#### Listing
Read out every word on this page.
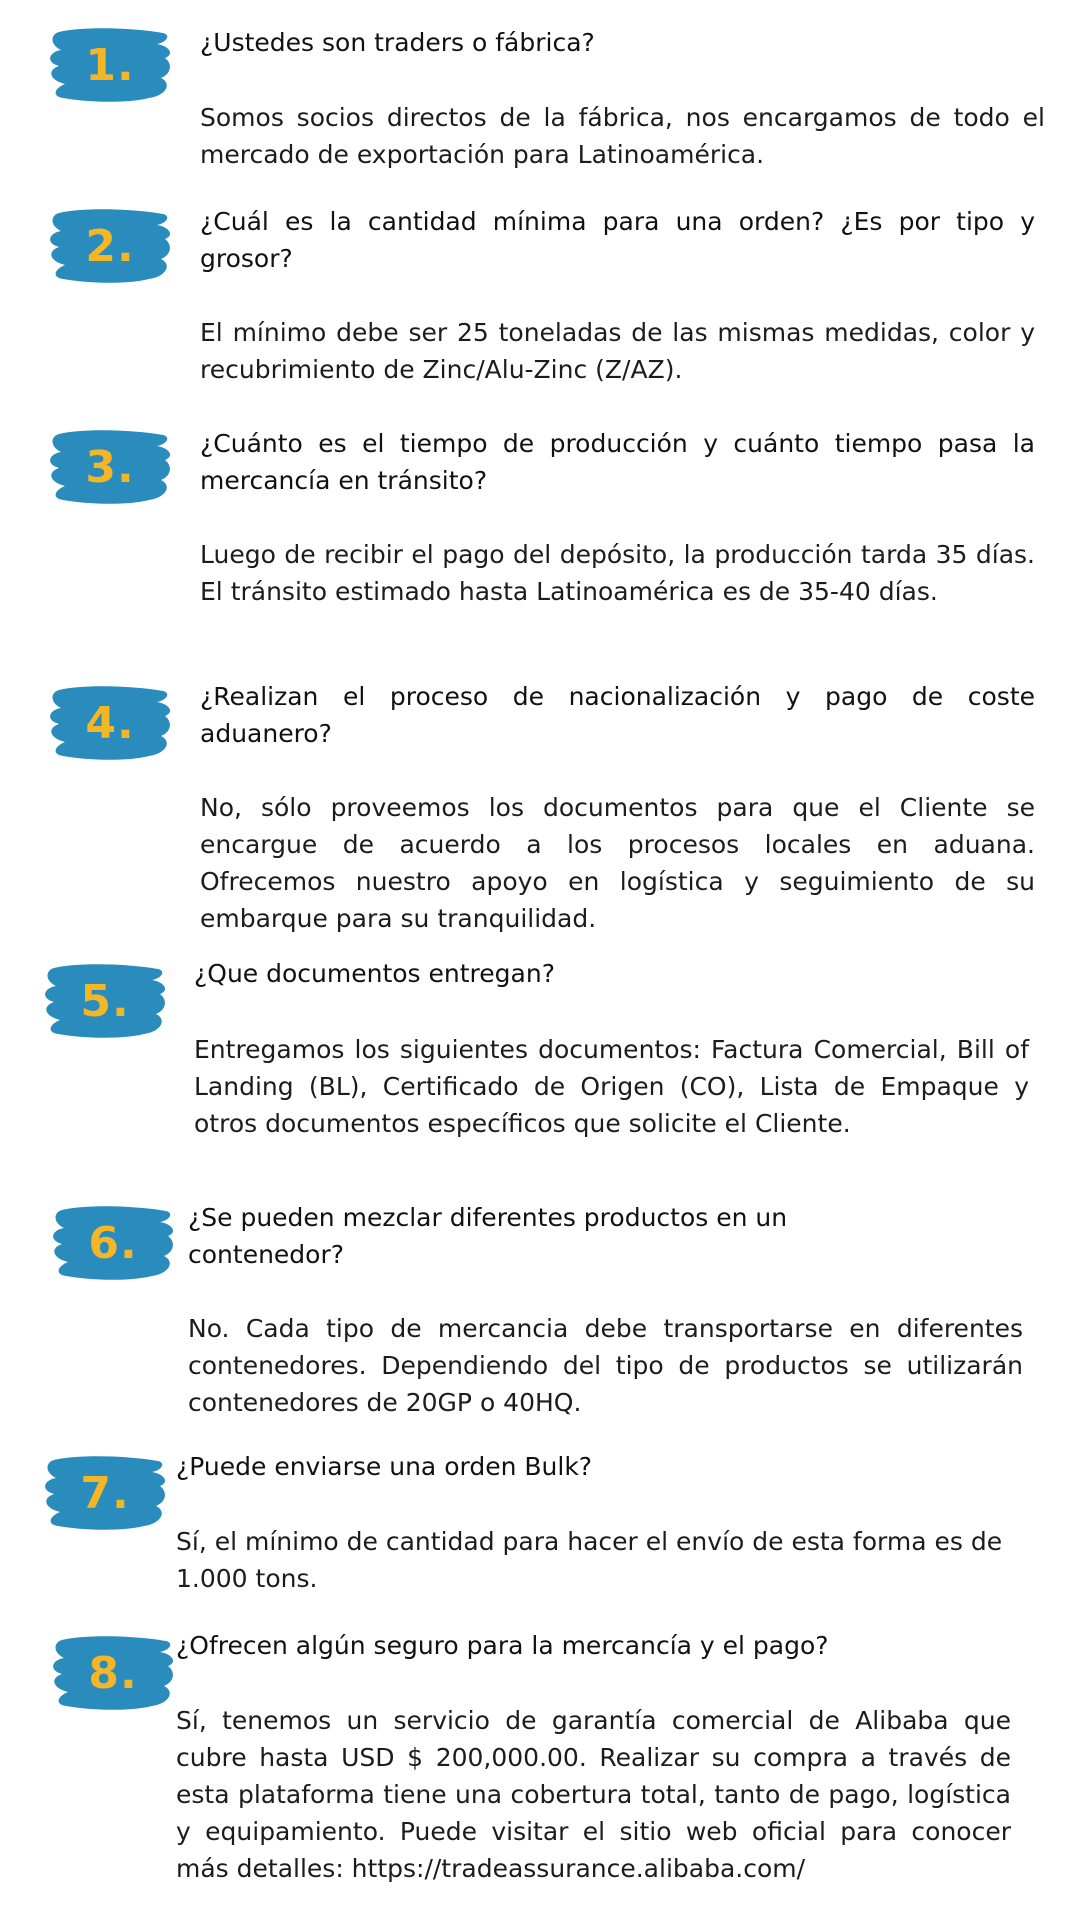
1.	¿Ustedes son traders o fábrica?

Somos socios directos de la fábrica, nos encargamos de todo el mercado de exportación para Latinoamérica.

2.	¿Cuál es la cantidad mínima para una orden? ¿Es por tipo y grosor?

El mínimo debe ser 25 toneladas de las mismas medidas, color y recubrimiento de Zinc/Alu-Zinc (Z/AZ).

3.	¿Cuánto es el tiempo de producción y cuánto tiempo pasa la mercancía en tránsito?

Luego de recibir el pago del depósito, la producción tarda 35 días. El tránsito estimado hasta Latinoamérica es de 35-40 días.

4.

¿Realizan el proceso de nacionalización y pago de coste aduanero?

No, sólo proveemos los documentos para que el Cliente se encargue de acuerdo a los procesos locales en aduana. Ofrecemos nuestro apoyo en logística y seguimiento de su embarque para su tranquilidad.

5.

¿Que documentos entregan?

Entregamos los siguientes documentos: Factura Comercial, Bill of Landing (BL), Certificado de Origen (CO), Lista de Empaque y otros documentos específicos que solicite el Cliente.

6.	¿Se pueden mezclar diferentes productos en un contenedor?

No. Cada tipo de mercancia debe transportarse en diferentes contenedores. Dependiendo del tipo de productos se utilizarán contenedores de 20GP o 40HQ.

7.

¿Puede enviarse una orden Bulk?

Sí, el mínimo de cantidad para hacer el envío de esta forma es de 1.000 tons.

8.

¿Ofrecen algún seguro para la mercancía y el pago?

Sí, tenemos un servicio de garantía comercial de Alibaba que cubre hasta USD $ 200,000.00. Realizar su compra a través de esta plataforma tiene una cobertura total, tanto de pago, logística y equipamiento. Puede visitar el sitio web oficial para conocer más detalles: https://tradeassurance.alibaba.com/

#### Your task
Copy each line that contains the word "cantidad".

#### Exercise answer
2.	¿Cuál es la cantidad mínima para una orden? ¿Es por tipo y grosor?
Sí, el mínimo de cantidad para hacer el envío de esta forma es de 1.000 tons.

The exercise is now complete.